Exercise
Count every line in the data below where "title" occurs, then state that number and nothing more.
--------
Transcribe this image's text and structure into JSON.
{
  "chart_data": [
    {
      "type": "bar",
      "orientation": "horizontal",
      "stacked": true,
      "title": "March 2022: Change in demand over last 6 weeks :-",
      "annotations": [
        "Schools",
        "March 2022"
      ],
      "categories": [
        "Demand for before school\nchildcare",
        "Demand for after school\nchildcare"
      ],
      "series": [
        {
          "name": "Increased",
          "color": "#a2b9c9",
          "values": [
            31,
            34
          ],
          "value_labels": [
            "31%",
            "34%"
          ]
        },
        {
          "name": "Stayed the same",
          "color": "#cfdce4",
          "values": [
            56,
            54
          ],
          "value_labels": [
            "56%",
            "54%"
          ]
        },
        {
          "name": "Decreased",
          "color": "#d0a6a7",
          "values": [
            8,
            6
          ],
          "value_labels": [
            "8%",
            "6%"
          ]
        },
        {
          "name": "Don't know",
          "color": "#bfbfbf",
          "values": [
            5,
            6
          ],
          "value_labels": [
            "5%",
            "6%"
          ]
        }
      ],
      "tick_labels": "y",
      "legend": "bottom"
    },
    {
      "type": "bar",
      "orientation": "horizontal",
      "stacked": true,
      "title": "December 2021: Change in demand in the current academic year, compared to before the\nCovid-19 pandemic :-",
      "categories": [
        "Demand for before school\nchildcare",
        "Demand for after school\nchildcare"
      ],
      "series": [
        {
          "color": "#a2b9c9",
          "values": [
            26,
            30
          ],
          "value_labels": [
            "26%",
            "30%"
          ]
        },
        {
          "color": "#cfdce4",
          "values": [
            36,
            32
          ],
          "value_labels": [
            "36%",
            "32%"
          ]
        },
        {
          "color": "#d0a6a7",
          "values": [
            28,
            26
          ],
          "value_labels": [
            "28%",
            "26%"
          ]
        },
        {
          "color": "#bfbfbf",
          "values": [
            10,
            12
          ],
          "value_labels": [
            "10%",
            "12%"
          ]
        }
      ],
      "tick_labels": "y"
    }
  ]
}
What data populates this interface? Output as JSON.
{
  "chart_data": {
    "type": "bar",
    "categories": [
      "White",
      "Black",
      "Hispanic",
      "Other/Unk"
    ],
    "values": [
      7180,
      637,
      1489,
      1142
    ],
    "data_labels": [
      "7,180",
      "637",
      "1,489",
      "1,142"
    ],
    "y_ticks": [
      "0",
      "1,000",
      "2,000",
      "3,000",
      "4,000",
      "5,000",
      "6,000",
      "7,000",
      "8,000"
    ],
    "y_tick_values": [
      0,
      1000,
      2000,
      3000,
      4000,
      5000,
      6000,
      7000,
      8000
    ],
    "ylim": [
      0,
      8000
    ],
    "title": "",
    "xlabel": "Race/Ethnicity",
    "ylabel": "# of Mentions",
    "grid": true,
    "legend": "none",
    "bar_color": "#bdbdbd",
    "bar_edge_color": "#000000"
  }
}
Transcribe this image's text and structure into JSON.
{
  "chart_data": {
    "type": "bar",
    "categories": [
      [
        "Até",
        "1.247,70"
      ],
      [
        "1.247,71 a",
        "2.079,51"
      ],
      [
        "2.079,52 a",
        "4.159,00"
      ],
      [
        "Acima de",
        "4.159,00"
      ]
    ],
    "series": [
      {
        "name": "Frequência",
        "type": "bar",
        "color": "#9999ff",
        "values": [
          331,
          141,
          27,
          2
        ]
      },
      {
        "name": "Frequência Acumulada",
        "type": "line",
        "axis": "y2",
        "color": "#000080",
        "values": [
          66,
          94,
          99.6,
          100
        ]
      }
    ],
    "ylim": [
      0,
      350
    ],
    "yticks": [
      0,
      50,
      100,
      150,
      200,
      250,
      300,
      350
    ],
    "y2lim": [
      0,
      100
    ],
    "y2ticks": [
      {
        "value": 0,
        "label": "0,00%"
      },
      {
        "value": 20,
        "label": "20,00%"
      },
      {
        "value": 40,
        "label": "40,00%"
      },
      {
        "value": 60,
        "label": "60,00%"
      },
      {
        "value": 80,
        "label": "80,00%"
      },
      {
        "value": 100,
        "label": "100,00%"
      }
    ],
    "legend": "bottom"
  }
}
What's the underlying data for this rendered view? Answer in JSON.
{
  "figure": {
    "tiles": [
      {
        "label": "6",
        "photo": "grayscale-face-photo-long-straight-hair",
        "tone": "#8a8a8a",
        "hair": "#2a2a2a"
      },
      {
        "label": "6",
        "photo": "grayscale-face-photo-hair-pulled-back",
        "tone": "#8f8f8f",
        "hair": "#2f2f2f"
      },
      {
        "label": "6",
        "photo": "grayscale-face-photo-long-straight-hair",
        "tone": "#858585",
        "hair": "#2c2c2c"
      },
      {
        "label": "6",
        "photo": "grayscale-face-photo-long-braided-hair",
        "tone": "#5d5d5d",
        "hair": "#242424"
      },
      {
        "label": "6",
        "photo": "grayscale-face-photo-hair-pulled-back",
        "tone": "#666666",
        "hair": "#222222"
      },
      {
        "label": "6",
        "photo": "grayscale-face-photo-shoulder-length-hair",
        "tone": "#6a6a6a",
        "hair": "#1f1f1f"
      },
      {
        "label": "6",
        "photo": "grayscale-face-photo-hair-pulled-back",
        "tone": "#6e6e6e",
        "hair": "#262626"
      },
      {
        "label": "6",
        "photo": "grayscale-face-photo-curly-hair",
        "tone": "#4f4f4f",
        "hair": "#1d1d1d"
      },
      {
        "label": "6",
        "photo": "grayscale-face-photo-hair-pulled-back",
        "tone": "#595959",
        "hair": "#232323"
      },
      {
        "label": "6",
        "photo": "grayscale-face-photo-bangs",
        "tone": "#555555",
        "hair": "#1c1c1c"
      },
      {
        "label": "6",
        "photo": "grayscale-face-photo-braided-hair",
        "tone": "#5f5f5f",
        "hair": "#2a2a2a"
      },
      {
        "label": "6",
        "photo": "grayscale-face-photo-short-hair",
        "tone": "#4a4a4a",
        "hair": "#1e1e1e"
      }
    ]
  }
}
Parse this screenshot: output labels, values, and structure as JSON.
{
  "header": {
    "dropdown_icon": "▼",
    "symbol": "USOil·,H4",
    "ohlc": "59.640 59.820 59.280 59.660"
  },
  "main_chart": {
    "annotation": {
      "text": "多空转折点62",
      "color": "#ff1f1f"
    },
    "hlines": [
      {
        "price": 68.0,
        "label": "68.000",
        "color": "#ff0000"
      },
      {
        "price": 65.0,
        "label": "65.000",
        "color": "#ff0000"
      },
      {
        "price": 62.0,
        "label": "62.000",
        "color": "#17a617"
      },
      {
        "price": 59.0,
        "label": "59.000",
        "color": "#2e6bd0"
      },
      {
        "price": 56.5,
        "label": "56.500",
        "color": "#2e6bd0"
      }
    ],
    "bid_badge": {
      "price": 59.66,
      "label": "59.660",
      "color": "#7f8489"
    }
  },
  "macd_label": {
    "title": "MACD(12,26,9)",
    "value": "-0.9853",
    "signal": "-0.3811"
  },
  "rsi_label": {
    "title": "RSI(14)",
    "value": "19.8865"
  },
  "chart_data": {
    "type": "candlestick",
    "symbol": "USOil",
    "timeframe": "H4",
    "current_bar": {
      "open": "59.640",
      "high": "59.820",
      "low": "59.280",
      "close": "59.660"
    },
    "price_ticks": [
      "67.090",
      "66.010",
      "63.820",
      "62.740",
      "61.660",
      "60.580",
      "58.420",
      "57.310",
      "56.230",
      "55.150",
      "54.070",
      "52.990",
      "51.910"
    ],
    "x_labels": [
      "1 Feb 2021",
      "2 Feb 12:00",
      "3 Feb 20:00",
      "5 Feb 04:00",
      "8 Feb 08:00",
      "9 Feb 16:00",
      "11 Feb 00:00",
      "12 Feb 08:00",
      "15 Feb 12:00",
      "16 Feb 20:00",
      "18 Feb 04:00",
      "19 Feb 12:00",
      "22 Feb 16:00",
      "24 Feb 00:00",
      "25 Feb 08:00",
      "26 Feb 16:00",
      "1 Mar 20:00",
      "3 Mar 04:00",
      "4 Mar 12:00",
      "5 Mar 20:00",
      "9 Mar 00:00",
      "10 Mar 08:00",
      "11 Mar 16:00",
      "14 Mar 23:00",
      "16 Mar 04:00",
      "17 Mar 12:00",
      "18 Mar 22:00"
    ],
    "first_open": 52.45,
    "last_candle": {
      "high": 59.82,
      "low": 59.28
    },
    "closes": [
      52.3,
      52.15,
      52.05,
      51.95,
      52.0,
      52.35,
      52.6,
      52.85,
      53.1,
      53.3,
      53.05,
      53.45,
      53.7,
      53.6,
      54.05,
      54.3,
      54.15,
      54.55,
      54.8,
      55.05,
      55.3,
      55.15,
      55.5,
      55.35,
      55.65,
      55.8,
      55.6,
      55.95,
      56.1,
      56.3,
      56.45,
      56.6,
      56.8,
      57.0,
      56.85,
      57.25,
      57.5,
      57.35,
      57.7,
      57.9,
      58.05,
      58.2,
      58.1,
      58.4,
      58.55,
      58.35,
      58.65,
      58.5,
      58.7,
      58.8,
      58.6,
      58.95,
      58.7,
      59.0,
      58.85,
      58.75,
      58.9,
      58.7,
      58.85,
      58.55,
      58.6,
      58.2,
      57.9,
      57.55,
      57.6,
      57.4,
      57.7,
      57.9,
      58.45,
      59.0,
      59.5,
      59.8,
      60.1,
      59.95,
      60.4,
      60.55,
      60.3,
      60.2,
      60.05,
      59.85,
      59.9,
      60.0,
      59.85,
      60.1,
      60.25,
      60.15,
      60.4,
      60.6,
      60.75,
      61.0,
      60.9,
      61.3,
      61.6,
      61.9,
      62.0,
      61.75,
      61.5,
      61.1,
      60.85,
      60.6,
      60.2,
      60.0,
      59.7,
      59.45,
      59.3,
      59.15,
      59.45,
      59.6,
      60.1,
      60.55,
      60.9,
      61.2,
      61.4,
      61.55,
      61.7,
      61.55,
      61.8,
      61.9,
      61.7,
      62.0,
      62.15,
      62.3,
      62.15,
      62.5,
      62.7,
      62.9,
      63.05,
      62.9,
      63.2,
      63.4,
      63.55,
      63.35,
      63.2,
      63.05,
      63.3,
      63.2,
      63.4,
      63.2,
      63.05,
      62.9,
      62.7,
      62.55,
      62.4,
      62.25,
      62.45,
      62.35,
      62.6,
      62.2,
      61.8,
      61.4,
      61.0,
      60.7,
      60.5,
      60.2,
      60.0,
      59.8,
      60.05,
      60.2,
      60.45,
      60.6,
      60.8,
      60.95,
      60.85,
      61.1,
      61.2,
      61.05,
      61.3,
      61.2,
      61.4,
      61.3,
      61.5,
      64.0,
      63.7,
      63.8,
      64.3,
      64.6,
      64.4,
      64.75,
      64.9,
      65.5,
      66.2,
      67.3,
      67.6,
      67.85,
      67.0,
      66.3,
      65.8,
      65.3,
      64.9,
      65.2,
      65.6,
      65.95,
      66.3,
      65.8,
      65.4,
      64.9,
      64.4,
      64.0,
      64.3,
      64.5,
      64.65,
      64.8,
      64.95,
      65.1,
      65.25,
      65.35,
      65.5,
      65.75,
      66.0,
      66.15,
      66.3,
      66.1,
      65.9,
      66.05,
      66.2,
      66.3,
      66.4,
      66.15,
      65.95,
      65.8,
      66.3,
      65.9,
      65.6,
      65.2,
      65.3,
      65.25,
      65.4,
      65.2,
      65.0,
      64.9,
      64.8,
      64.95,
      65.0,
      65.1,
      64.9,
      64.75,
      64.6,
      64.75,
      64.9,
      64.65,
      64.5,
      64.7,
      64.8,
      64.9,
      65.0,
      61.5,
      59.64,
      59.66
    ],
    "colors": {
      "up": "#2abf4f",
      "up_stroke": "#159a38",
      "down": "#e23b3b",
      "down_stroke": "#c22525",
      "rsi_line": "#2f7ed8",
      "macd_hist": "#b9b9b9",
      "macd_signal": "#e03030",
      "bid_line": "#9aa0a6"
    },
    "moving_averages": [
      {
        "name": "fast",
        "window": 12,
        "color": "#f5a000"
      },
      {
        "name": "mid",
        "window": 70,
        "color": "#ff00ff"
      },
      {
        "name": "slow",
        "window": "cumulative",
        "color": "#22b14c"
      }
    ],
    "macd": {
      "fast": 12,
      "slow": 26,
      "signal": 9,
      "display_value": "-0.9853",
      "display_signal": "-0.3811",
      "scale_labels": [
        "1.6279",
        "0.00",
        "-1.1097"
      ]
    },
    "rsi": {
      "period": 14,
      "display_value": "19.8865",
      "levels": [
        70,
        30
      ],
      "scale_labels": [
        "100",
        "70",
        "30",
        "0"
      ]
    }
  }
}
--------
The answer
5